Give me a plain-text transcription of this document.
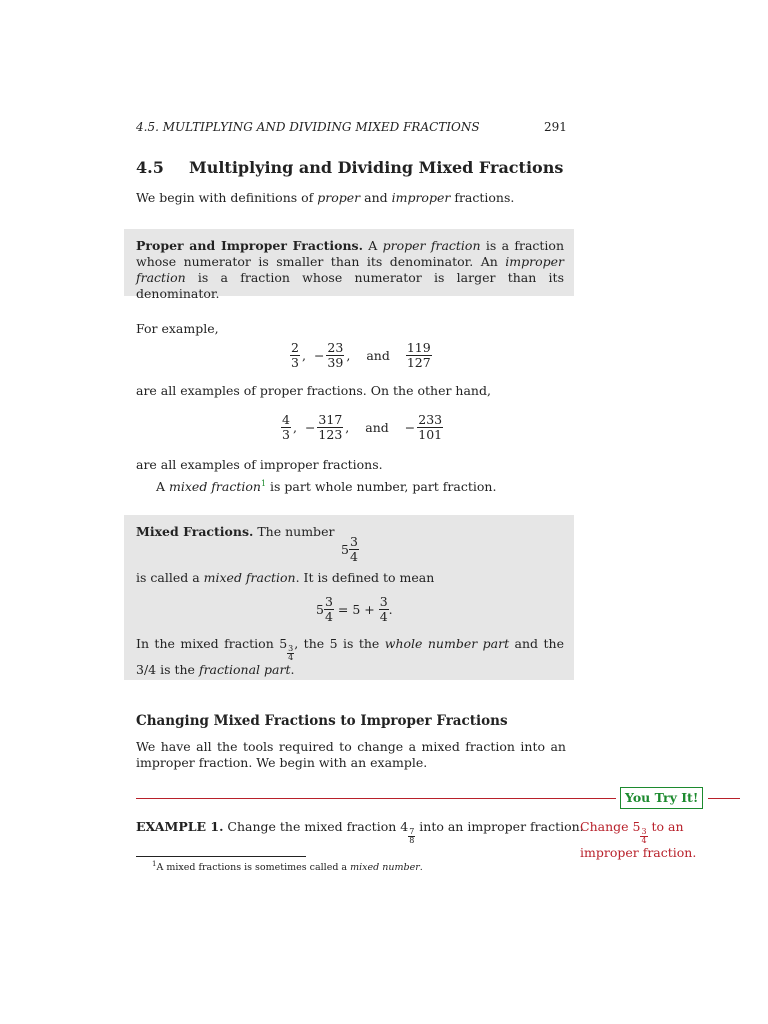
4.5. MULTIPLYING AND DIVIDING MIXED FRACTIONS	291
4.5 Multiplying and Dividing Mixed Fractions
We begin with definitions of proper and improper fractions.
Proper and Improper Fractions. A proper fraction is a fraction whose numerator is smaller than its denominator. An improper fraction is a fraction whose numerator is larger than its denominator.
For example,
$\frac{2}{3}$ , − $\frac{23}{39}$ , and $\frac{119}{127}$
are all examples of proper fractions. On the other hand,
$\frac{4}{3}$ , − $\frac{317}{123}$ , and − $\frac{233}{101}$
are all examples of improper fractions.
A mixed fraction$^1$ is part whole number, part fraction.
Mixed Fractions. The number
$5 \frac{3}{4}$
is called a mixed fraction. It is defined to mean
$5 \frac{3}{4} = 5 + \frac{3}{4}$ .
In the mixed fraction 5
$\frac{3}{4}$
, the 5 is the whole number part and the 3/4 is the fractional part.
Changing Mixed Fractions to Improper Fractions
We have all the tools required to change a mixed fraction into an improper fraction. We begin with an example.
You Try It!
EXAMPLE 1. Change the mixed fraction 4
$\frac{7}{8}$
into an improper fraction.
Change 5
$\frac{3}{4}$
to an improper fraction.
$^1$A mixed fractions is sometimes called a mixed number.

◇ ◇ ◇ ◇

JOB => The records above are to be restated exactly, without their pictures.

RESPONSE TO THIS TASK =>
Give me a plain-text transcription of this document.
4.5. MULTIPLYING AND DIVIDING MIXED FRACTIONS	291
4.5 Multiplying and Dividing Mixed Fractions
We begin with definitions of proper and improper fractions.
Proper and Improper Fractions. A proper fraction is a fraction whose numerator is smaller than its denominator. An improper fraction is a fraction whose numerator is larger than its denominator.
For example,
$\frac{2}{3}$ , − $\frac{23}{39}$ , and $\frac{119}{127}$
are all examples of proper fractions. On the other hand,
$\frac{4}{3}$ , − $\frac{317}{123}$ , and − $\frac{233}{101}$
are all examples of improper fractions.
A mixed fraction$^1$ is part whole number, part fraction.
Mixed Fractions. The number
$5 \frac{3}{4}$
is called a mixed fraction. It is defined to mean
$5 \frac{3}{4} = 5 + \frac{3}{4}$ .
In the mixed fraction 5
$\frac{3}{4}$
, the 5 is the whole number part and the 3/4 is the fractional part.
Changing Mixed Fractions to Improper Fractions
We have all the tools required to change a mixed fraction into an improper fraction. We begin with an example.
You Try It!
EXAMPLE 1. Change the mixed fraction 4
$\frac{7}{8}$
into an improper fraction.
Change 5
$\frac{3}{4}$
to an improper fraction.
$^1$A mixed fractions is sometimes called a mixed number.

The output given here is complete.